> **Your task**
List all the lines in these records that hold "Tuskegee".

___ Listing ___

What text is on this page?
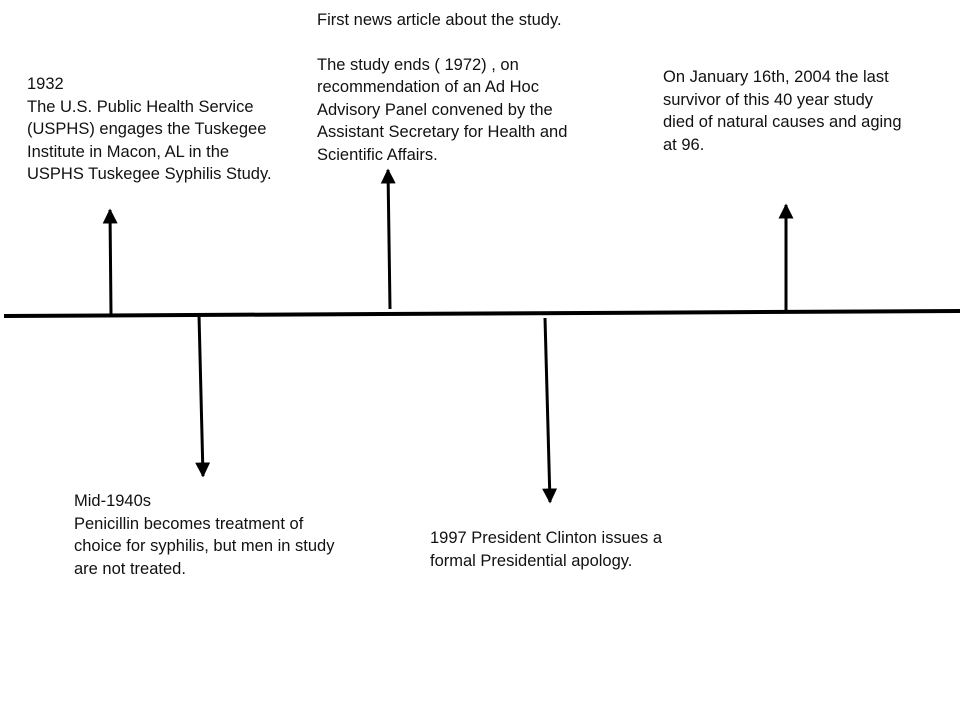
1932

The U.S. Public Health Service

(USPHS) engages the Tuskegee

Institute in Macon, AL in the

USPHS Tuskegee Syphilis Study.

Mid-1940s

Penicillin becomes treatment of

choice for syphilis, but men in study

are not treated.

First news article about the study.

The study ends ( 1972) , on

recommendation of an Ad Hoc

Advisory Panel convened by the

Assistant Secretary for Health and

Scientific Affairs.

1997 President Clinton issues a

formal Presidential apology.

On January 16th, 2004 the last

survivor of this 40 year study

died of natural causes and aging

at 96.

___

> **Response below**
(USPHS) engages the Tuskegee
USPHS Tuskegee Syphilis Study.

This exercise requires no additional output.